Written task: Extract every line of the records below verbatim, and omit the pictures from your answer.

Dataset entries:
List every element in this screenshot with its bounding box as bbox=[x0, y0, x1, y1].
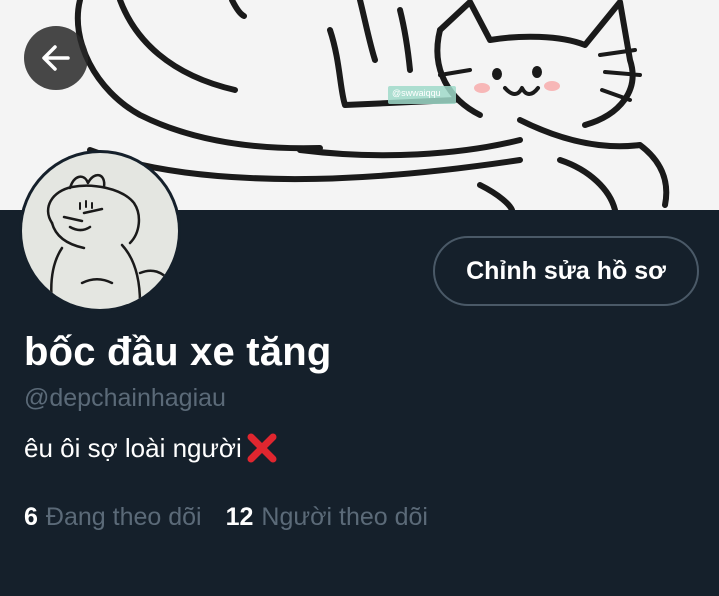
avatar[interactable] bbox=[19, 150, 181, 312]
followers-label: Người theo dõi bbox=[261, 503, 428, 531]
following-label: Đang theo dõi bbox=[45, 503, 202, 531]
back-button[interactable] bbox=[24, 26, 88, 90]
avatar-drawing bbox=[46, 174, 174, 305]
banner-watermark: @swwaiqqu bbox=[392, 88, 441, 98]
bio-text: êu ôi sợ loài người bbox=[24, 432, 242, 463]
username-handle: @depchainhagiau bbox=[24, 384, 226, 412]
following-stat[interactable]: 6 Đang theo dõi bbox=[24, 503, 202, 532]
followers-count: 12 bbox=[225, 503, 254, 531]
arrow-left-icon bbox=[42, 45, 70, 71]
display-name: bốc đầu xe tăng bbox=[24, 330, 332, 374]
cross-mark-icon bbox=[246, 432, 278, 464]
avatar-image bbox=[22, 153, 178, 309]
following-count: 6 bbox=[24, 503, 38, 531]
edit-profile-button[interactable]: Chỉnh sửa hồ sơ bbox=[433, 236, 699, 306]
bio: êu ôi sợ loài người bbox=[24, 432, 278, 464]
follow-stats: 6 Đang theo dõi 12 Người theo dõi bbox=[24, 503, 428, 532]
followers-stat[interactable]: 12 Người theo dõi bbox=[226, 503, 428, 532]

Complete response:
List every element in this screenshot with its bounding box as bbox=[x0, y0, x1, y1].
avatar[interactable] bbox=[19, 150, 181, 312]
followers-label: Người theo dõi bbox=[261, 503, 428, 531]
following-label: Đang theo dõi bbox=[45, 503, 202, 531]
back-button[interactable] bbox=[24, 26, 88, 90]
avatar-drawing bbox=[46, 174, 174, 305]
banner-watermark: @swwaiqqu bbox=[392, 88, 441, 98]
bio-text: êu ôi sợ loài người bbox=[24, 432, 242, 463]
username-handle: @depchainhagiau bbox=[24, 384, 226, 412]
following-stat[interactable]: 6 Đang theo dõi bbox=[24, 503, 202, 532]
followers-count: 12 bbox=[225, 503, 254, 531]
arrow-left-icon bbox=[42, 45, 70, 71]
display-name: bốc đầu xe tăng bbox=[24, 330, 332, 374]
cross-mark-icon bbox=[246, 432, 278, 464]
avatar-image bbox=[22, 153, 178, 309]
following-count: 6 bbox=[24, 503, 38, 531]
edit-profile-button[interactable]: Chỉnh sửa hồ sơ bbox=[433, 236, 699, 306]
bio: êu ôi sợ loài người bbox=[24, 432, 278, 464]
follow-stats: 6 Đang theo dõi 12 Người theo dõi bbox=[24, 503, 428, 532]
followers-stat[interactable]: 12 Người theo dõi bbox=[226, 503, 428, 532]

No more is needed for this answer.